## SHORT TASK 1
From the credit union ratio excerpt below, list every lever it names across its "Levers:" lines.

What it measures: the loans you actually lost, net of what you recovered, as a share of average loans. Average loans, like average assets, is just this period's figure plus prior year-end, divided by two. And remember, this is a flow ratio, so NCUA annualizes it.

Delinquency is the warning. Charge-offs are the bill.

What good looks like: low, but read it against your kind of lender. Consumer-heavy and card-heavy credit unions run higher charge-offs by design, and that's fine if the pricing covers it.

Red flags: charge-offs accelerating, or an allowance that isn't keeping pace with them.

Levers: underwriting, recoveries, loan mix, and risk-based pricing.

Delinquent Loans / Net Worth

What it measures: your problem loans measured against your capital cushion. This is the one that ties asset quality back to survival.

What good looks like: low. Your problems are small relative to your equity.

Red flags: high. Your problem loans are large compared to the capital you'd absorb them with.

Levers: cut delinquency, build capital, ideally both.

CU411 asset quality ratios for a credit union displayed alongside peer-group benchmarks.
A charge-off rate that scares a mortgage shop is a Tuesday for a card lender. Peer context is the whole point. Peer names are blurred.

Earnings: are you making money, and how

Every ratio in this section is a flow ratio. NCUA annualizes them, so read them accordingly.

## SHORT TASK 2
Turn a span of the records below into a numbered list, skipping blank lines. Begin at the line that contains "- y-tick-label: 0: [574, 271, 583, 290]" and stop after the line that contains "- annotation-star: *: [409, 127, 418, 147]".

## SUPPLIED RECORDS
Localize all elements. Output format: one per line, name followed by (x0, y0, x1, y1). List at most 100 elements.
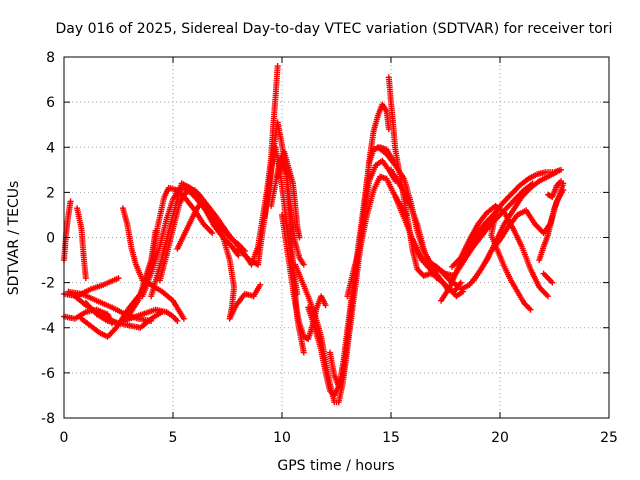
data-point-marker (167, 198, 180, 227)
data-point-marker (475, 211, 489, 227)
data-point-marker (518, 243, 533, 270)
data-point-marker (540, 234, 551, 250)
data-point-marker (388, 99, 396, 126)
data-point-marker (296, 234, 303, 241)
data-point-marker (549, 279, 556, 286)
x-tick-label: 25 (600, 430, 618, 446)
data-point-marker (71, 310, 87, 322)
x-tick-label: 15 (382, 430, 400, 446)
data-point-marker (344, 268, 357, 300)
data-point-marker (438, 285, 452, 304)
data-point-marker (139, 272, 154, 300)
data-point-marker (514, 208, 528, 218)
data-point-marker (545, 275, 554, 285)
data-point-marker (148, 245, 163, 277)
data-point-marker (544, 293, 551, 300)
data-point-marker (95, 329, 109, 339)
data-point-marker (361, 162, 372, 200)
data-point-marker (200, 221, 214, 235)
data-point-marker (82, 275, 89, 282)
data-point-marker (78, 290, 98, 303)
data-point-marker (170, 313, 179, 323)
x-tick-label: 10 (273, 430, 291, 446)
data-point-marker (229, 284, 237, 309)
data-point-marker (527, 306, 534, 313)
data-point-marker (449, 256, 463, 270)
data-point-marker (383, 175, 396, 194)
data-point-marker (536, 284, 550, 298)
data-point-marker (226, 257, 237, 289)
data-point-marker (283, 171, 292, 203)
y-tick-label: 0 (46, 231, 55, 247)
data-point-marker (494, 248, 507, 268)
data-point-marker (374, 144, 389, 156)
data-point-marker (265, 150, 276, 191)
data-point-marker (305, 304, 317, 329)
data-point-marker (93, 309, 109, 321)
data-point-marker (501, 263, 513, 282)
data-point-marker (357, 214, 370, 250)
chart-title: Day 016 of 2025, Sidereal Day-to-day VTE… (56, 21, 613, 37)
data-point-marker (161, 223, 174, 252)
data-point-marker (466, 222, 481, 243)
data-point-marker (176, 191, 188, 207)
data-point-marker (163, 309, 175, 319)
grid-lines (64, 57, 609, 418)
data-point-marker (379, 157, 391, 172)
y-tick-label: 4 (46, 140, 55, 156)
data-point-marker (553, 169, 560, 176)
data-point-marker (235, 241, 247, 253)
data-point-marker (126, 299, 140, 318)
data-point-marker (87, 322, 101, 335)
data-point-marker (226, 234, 240, 247)
data-point-marker (274, 63, 281, 70)
y-tick-label: 8 (46, 50, 55, 66)
data-point-marker (475, 220, 489, 241)
data-point-marker (457, 282, 471, 293)
data-point-marker (135, 315, 153, 324)
data-point-marker (292, 200, 301, 228)
data-point-marker (226, 304, 239, 322)
x-tick-label: 5 (169, 430, 178, 446)
data-point-marker (505, 213, 520, 230)
data-point-marker (78, 315, 92, 328)
data-point-marker (414, 266, 426, 278)
data-point-marker (183, 211, 197, 234)
y-tick-label: -2 (41, 276, 55, 292)
data-point-marker (388, 166, 400, 183)
data-point-marker (536, 174, 550, 185)
data-point-marker (156, 254, 169, 284)
data-point-marker (235, 252, 242, 259)
data-point-marker (174, 317, 181, 324)
data-point-marker (82, 302, 98, 314)
data-point-marker (272, 65, 281, 101)
data-point-marker (453, 289, 465, 300)
data-point-marker (287, 227, 296, 264)
data-point-marker (80, 252, 89, 280)
data-point-marker (510, 195, 524, 214)
data-point-marker (510, 225, 524, 248)
data-point-marker (501, 209, 515, 227)
data-point-marker (255, 218, 265, 250)
x-tick-label: 20 (491, 430, 509, 446)
y-tick-label: 6 (46, 95, 55, 111)
data-point-marker (78, 225, 87, 257)
data-point-marker (174, 229, 189, 252)
data-point-marker (318, 293, 328, 307)
data-point-marker (512, 188, 526, 203)
data-point-marker (178, 180, 192, 190)
data-point-marker (545, 170, 558, 180)
data-point-marker (466, 236, 481, 254)
data-point-marker (154, 196, 167, 230)
data-point-marker (516, 177, 530, 189)
data-point-marker (322, 302, 329, 309)
data-point-marker (209, 229, 216, 236)
data-point-marker (507, 184, 522, 198)
data-point-marker (67, 198, 74, 205)
data-point-marker (392, 162, 406, 181)
data-point-marker (61, 232, 69, 264)
data-point-marker (183, 196, 197, 212)
data-point-marker (298, 277, 311, 298)
data-point-marker (507, 277, 520, 293)
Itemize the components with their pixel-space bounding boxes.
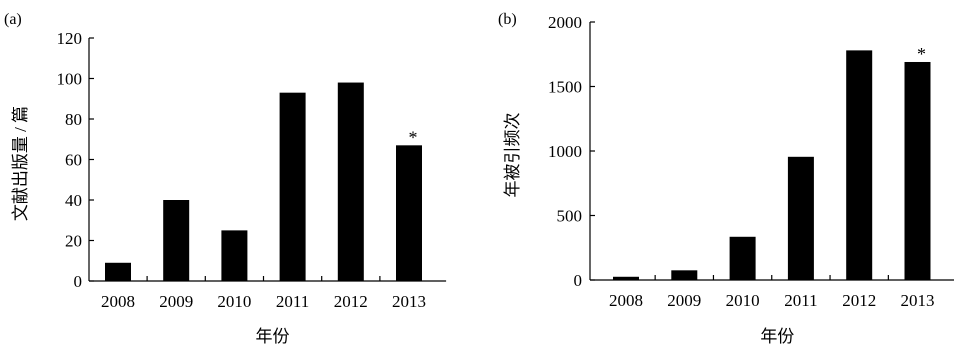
- y-tick-label: 0: [574, 271, 583, 290]
- bar: [729, 236, 756, 280]
- bar: [105, 262, 131, 281]
- x-tick-label: 2013: [901, 291, 935, 310]
- annotation-star: *: [917, 44, 926, 64]
- y-tick-label: 2000: [548, 13, 582, 32]
- bar: [613, 276, 639, 280]
- panel-label: (a): [4, 11, 22, 28]
- y-axis-title: 年被引频次: [503, 113, 522, 198]
- x-tick-label: 2009: [667, 291, 701, 310]
- annotation-star: *: [409, 127, 418, 147]
- x-tick-label: 2008: [101, 292, 135, 311]
- y-tick-label: 100: [57, 70, 83, 89]
- bar: [671, 270, 698, 280]
- y-tick-label: 500: [557, 207, 583, 226]
- x-tick-label: 2008: [609, 291, 643, 310]
- x-axis-title: 年份: [760, 327, 794, 346]
- bar: [904, 61, 931, 280]
- y-tick-label: 120: [57, 29, 83, 48]
- y-tick-label: 0: [74, 272, 83, 291]
- y-tick-label: 80: [65, 110, 82, 129]
- bar: [279, 92, 306, 281]
- x-tick-label: 2011: [784, 291, 817, 310]
- bar: [221, 230, 248, 281]
- x-tick-label: 2012: [334, 292, 368, 311]
- bar: [396, 145, 422, 281]
- bar: [846, 50, 873, 280]
- panel-label: (b): [498, 11, 517, 28]
- y-tick-label: 60: [65, 151, 82, 170]
- y-tick-label: 20: [65, 232, 82, 251]
- y-tick-label: 40: [65, 191, 82, 210]
- y-axis-title: 文献出版量 / 篇: [11, 106, 30, 221]
- y-tick-label: 1000: [548, 142, 582, 161]
- x-tick-label: 2010: [217, 292, 251, 311]
- x-tick-label: 2012: [842, 291, 876, 310]
- x-tick-label: 2010: [726, 291, 760, 310]
- x-tick-label: 2013: [392, 292, 426, 311]
- x-axis-title: 年份: [256, 327, 290, 346]
- bar: [337, 82, 364, 281]
- bar: [163, 200, 190, 281]
- x-tick-label: 2011: [276, 292, 309, 311]
- bar: [787, 156, 814, 280]
- x-tick-label: 2009: [159, 292, 193, 311]
- y-tick-label: 1500: [548, 78, 582, 97]
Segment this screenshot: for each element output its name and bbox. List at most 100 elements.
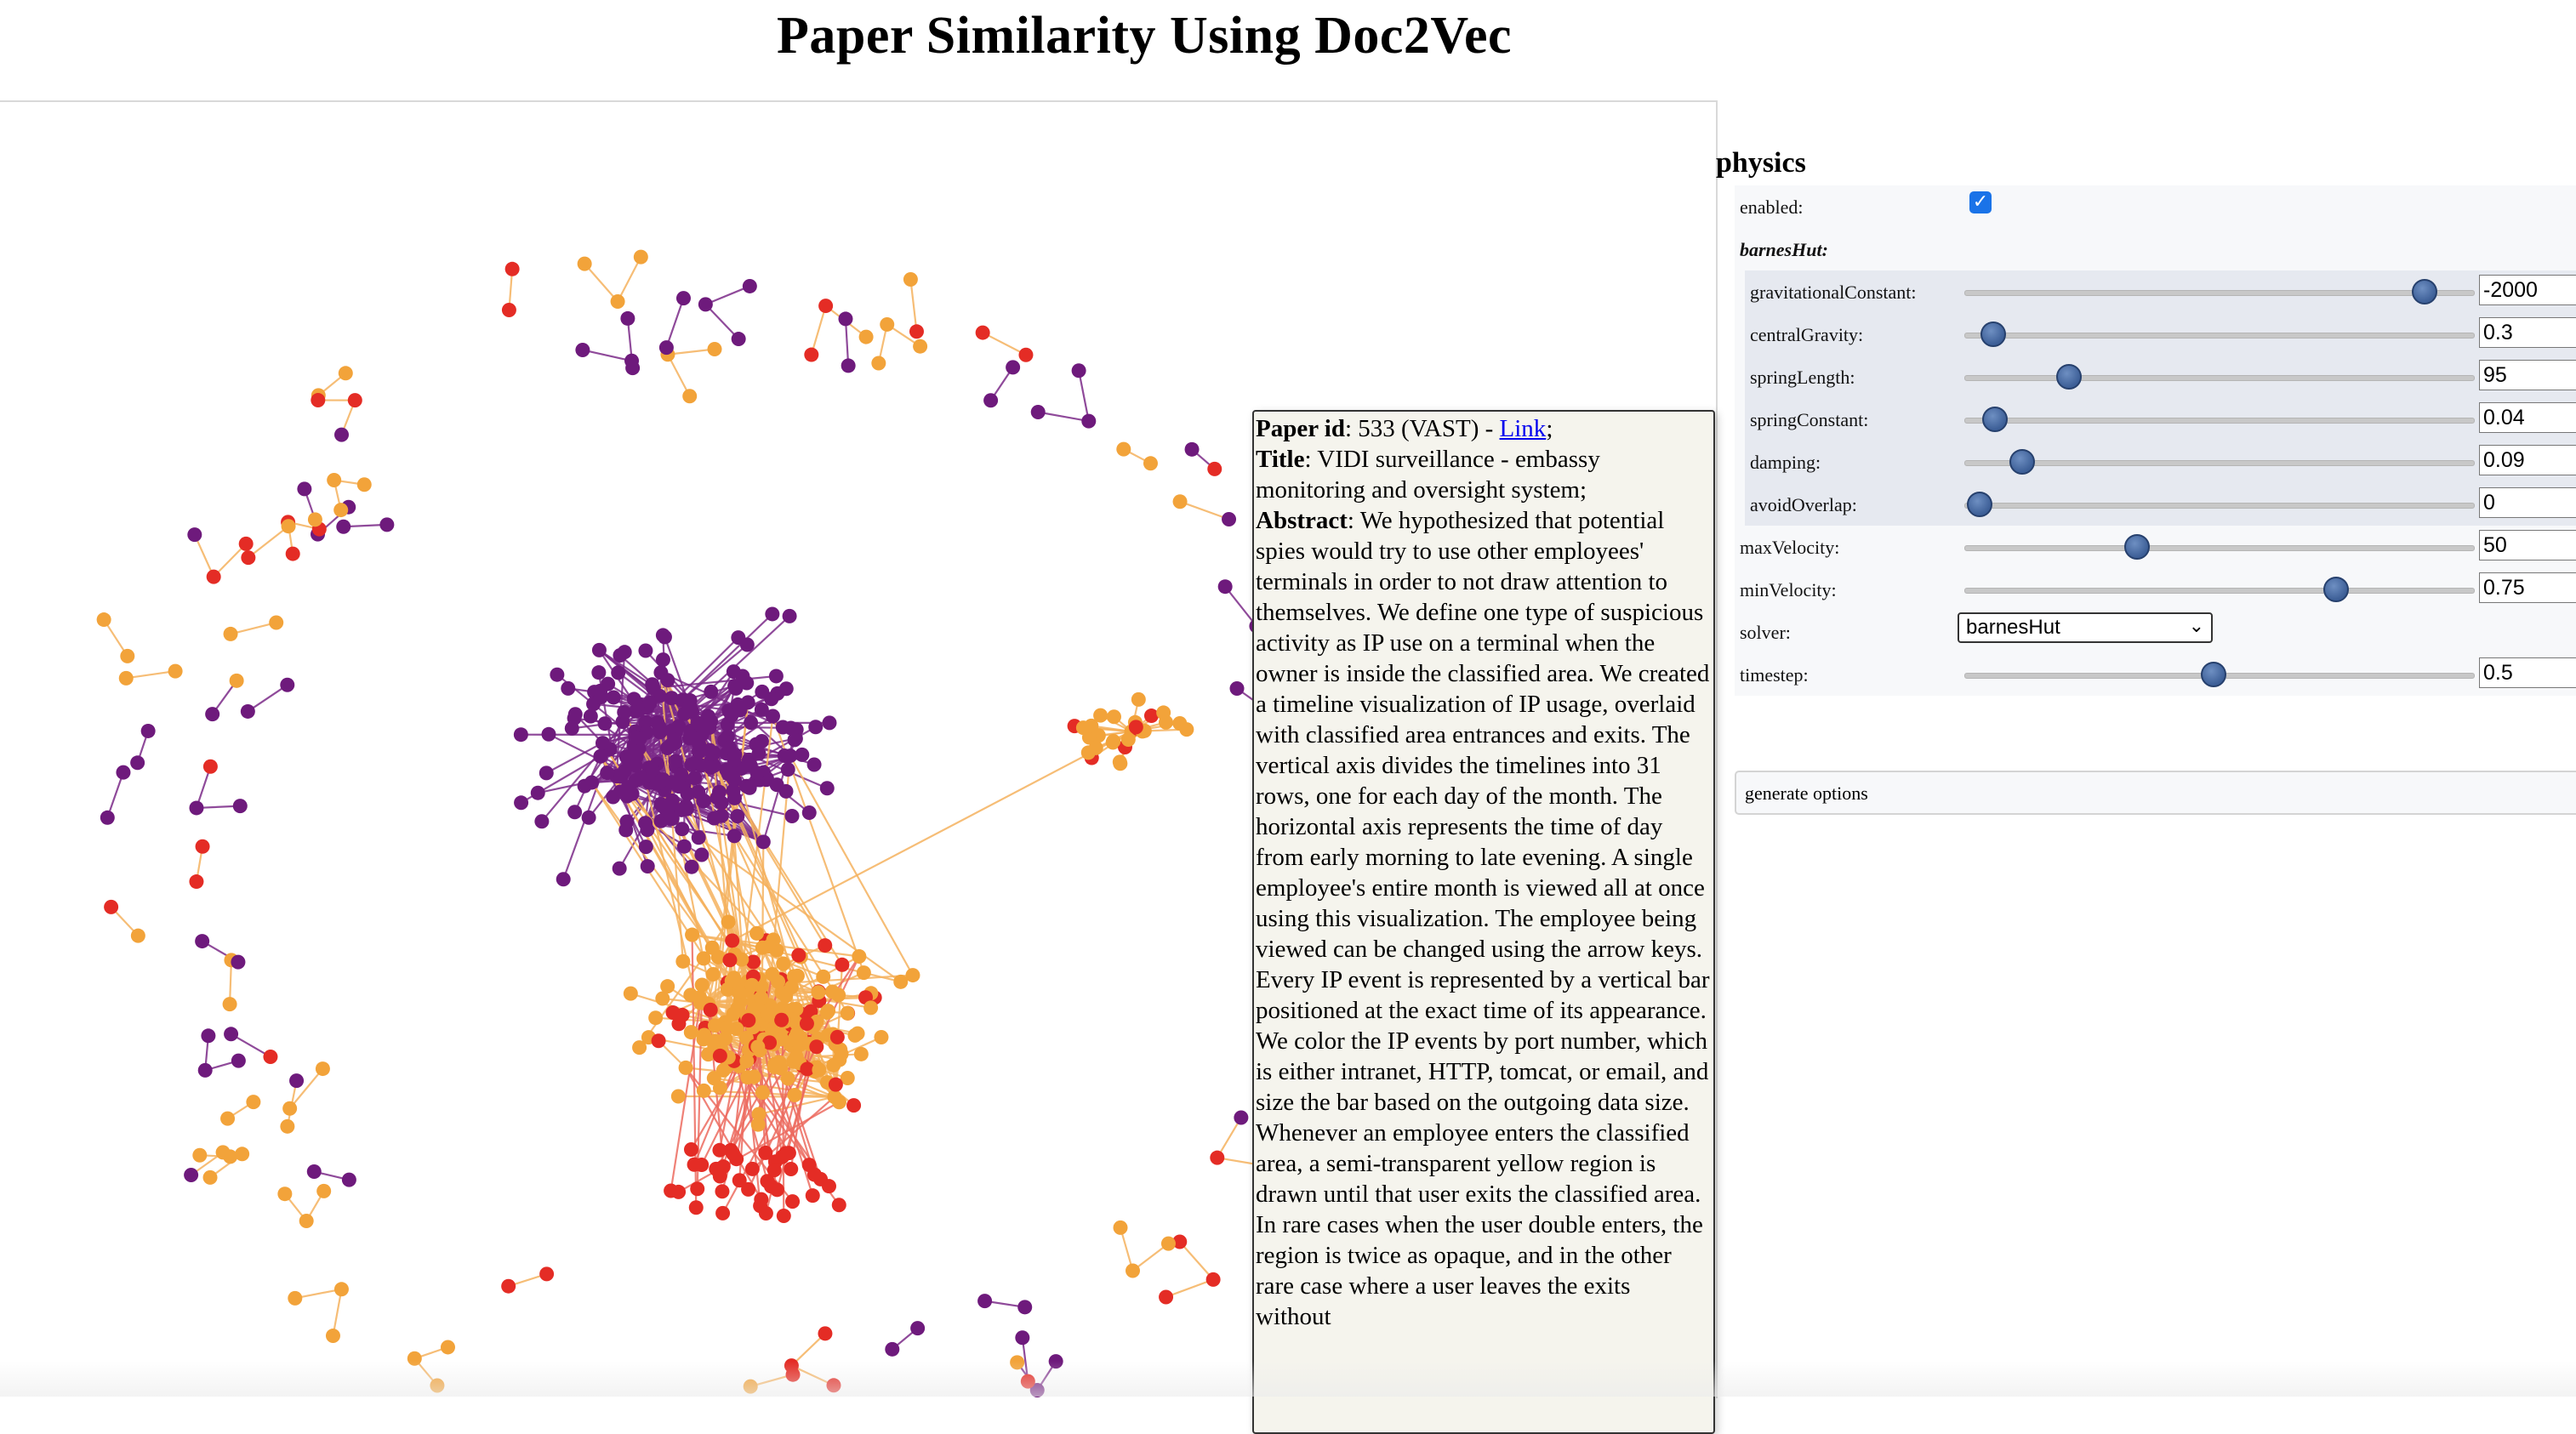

## TASK RESULT 1
- Underwriting
- Recoveries
- Loan mix
- Risk-based pricing
- Cutting delinquency
- Building capital

## TASK RESULT 2
1. - y-tick-label: 0: [574, 271, 583, 290]
2. - bar: [729, 236, 756, 280]
3. - bar: [105, 262, 131, 281]
4. - x-tick-label: 2013: [901, 291, 935, 310]
5. - annotation-star: *: [917, 44, 926, 64]
6. - y-tick-label: 2000: [548, 13, 582, 32]
7. - bar: [613, 276, 639, 280]
8. - panel-label: (a): [4, 11, 22, 28]
9. - y-axis-title: 年被引频次: [503, 113, 522, 198]
10. - x-tick-label: 2009: [667, 291, 701, 310]
11. - annotation-star: *: [409, 127, 418, 147]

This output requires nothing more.